> _What to work on_:
Return the following lines and nothing else: the one holding "Read all visible content and emit it as JSON." and all those after it in the records below, unchanged, minus any pictures.
------------------------------------------------
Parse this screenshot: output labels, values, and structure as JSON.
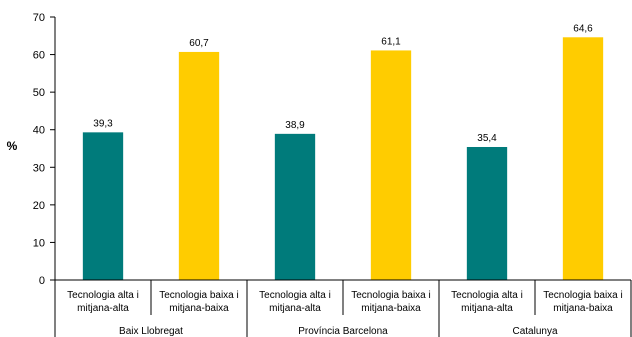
{
  "chart_data": {
    "type": "bar",
    "ylabel": "%",
    "ylim": [
      0,
      70
    ],
    "yticks": [
      0,
      10,
      20,
      30,
      40,
      50,
      60,
      70
    ],
    "grid": false,
    "legend": "none",
    "colors": {
      "alta": "#007b7b",
      "baixa": "#ffcc00"
    },
    "groups": [
      {
        "name": "Baix Llobregat",
        "bars": [
          {
            "label": [
              "Tecnologia alta i",
              "mitjana-alta"
            ],
            "value": 39.3,
            "value_label": "39,3",
            "series": "alta"
          },
          {
            "label": [
              "Tecnologia baixa i",
              "mitjana-baixa"
            ],
            "value": 60.7,
            "value_label": "60,7",
            "series": "baixa"
          }
        ]
      },
      {
        "name": "Província Barcelona",
        "bars": [
          {
            "label": [
              "Tecnologia alta i",
              "mitjana-alta"
            ],
            "value": 38.9,
            "value_label": "38,9",
            "series": "alta"
          },
          {
            "label": [
              "Tecnologia baixa i",
              "mitjana-baixa"
            ],
            "value": 61.1,
            "value_label": "61,1",
            "series": "baixa"
          }
        ]
      },
      {
        "name": "Catalunya",
        "bars": [
          {
            "label": [
              "Tecnologia alta i",
              "mitjana-alta"
            ],
            "value": 35.4,
            "value_label": "35,4",
            "series": "alta"
          },
          {
            "label": [
              "Tecnologia baixa i",
              "mitjana-baixa"
            ],
            "value": 64.6,
            "value_label": "64,6",
            "series": "baixa"
          }
        ]
      }
    ]
  }
}
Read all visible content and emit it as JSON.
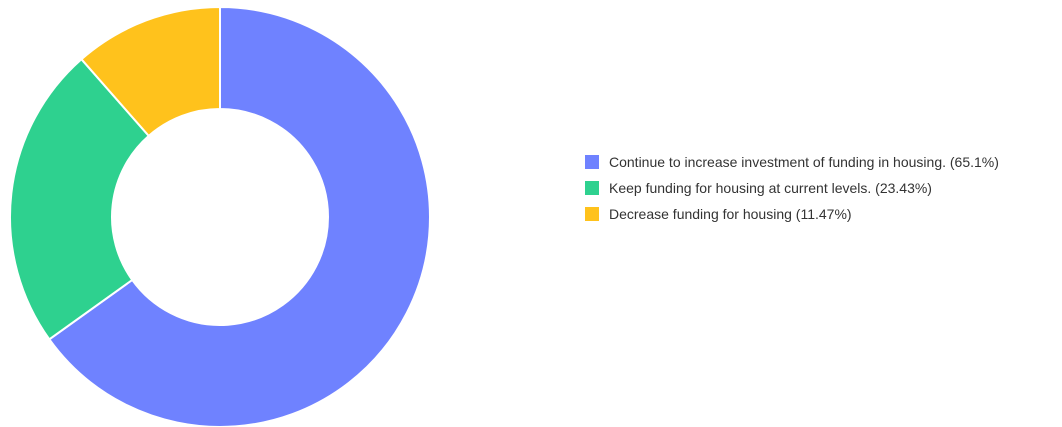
{
  "chart_data": {
    "type": "pie",
    "donut": true,
    "title": "",
    "legend_position": "right",
    "slices": [
      {
        "label": "Continue to increase investment of funding in housing. (65.1%)",
        "value": 65.1,
        "color": "#6f82ff"
      },
      {
        "label": "Keep funding for housing at current levels. (23.43%)",
        "value": 23.43,
        "color": "#2ed18f"
      },
      {
        "label": "Decrease funding for housing (11.47%)",
        "value": 11.47,
        "color": "#ffc21c"
      }
    ]
  }
}
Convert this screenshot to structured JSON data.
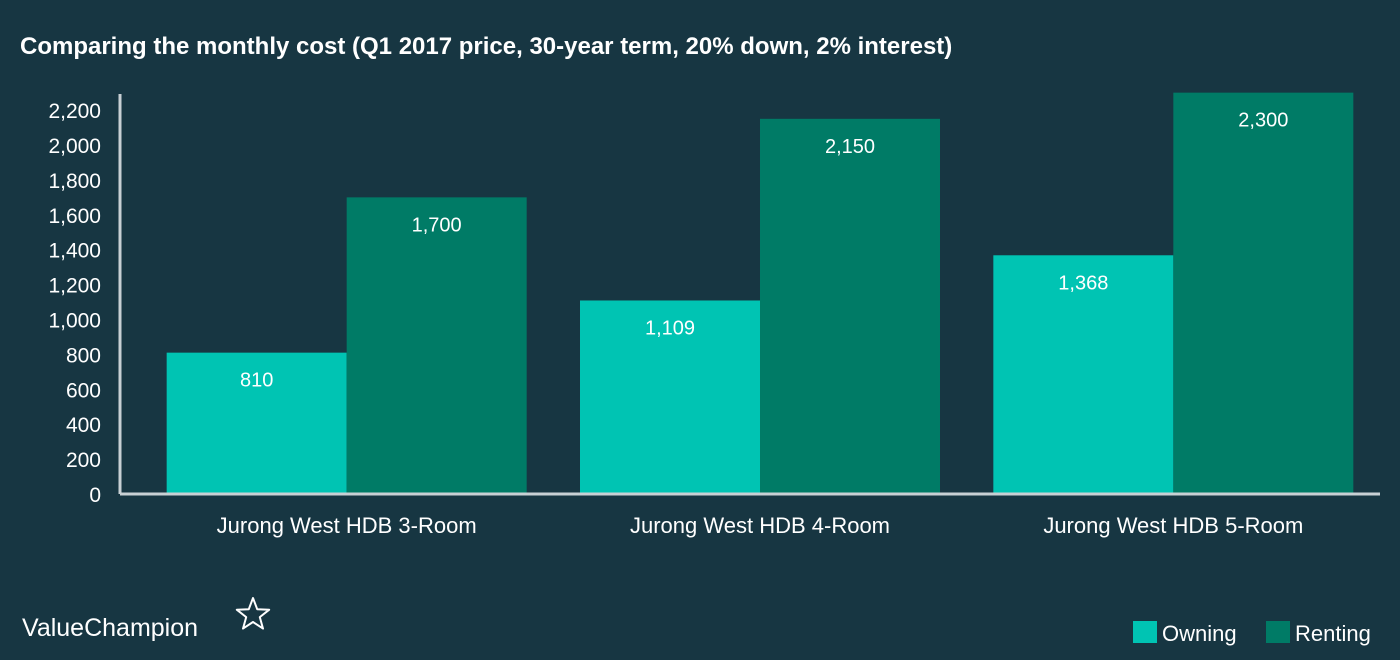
------------------------------------------------
> _Complete response_:
Read all visible content and emit it as JSON.
{
  "chart_data": {
    "type": "pie",
    "donut": true,
    "title": "",
    "legend_position": "right",
    "slices": [
      {
        "label": "Continue to increase investment of funding in housing. (65.1%)",
        "value": 65.1,
        "color": "#6f82ff"
      },
      {
        "label": "Keep funding for housing at current levels. (23.43%)",
        "value": 23.43,
        "color": "#2ed18f"
      },
      {
        "label": "Decrease funding for housing (11.47%)",
        "value": 11.47,
        "color": "#ffc21c"
      }
    ]
  }
}
Convert this screenshot to structured JSON data.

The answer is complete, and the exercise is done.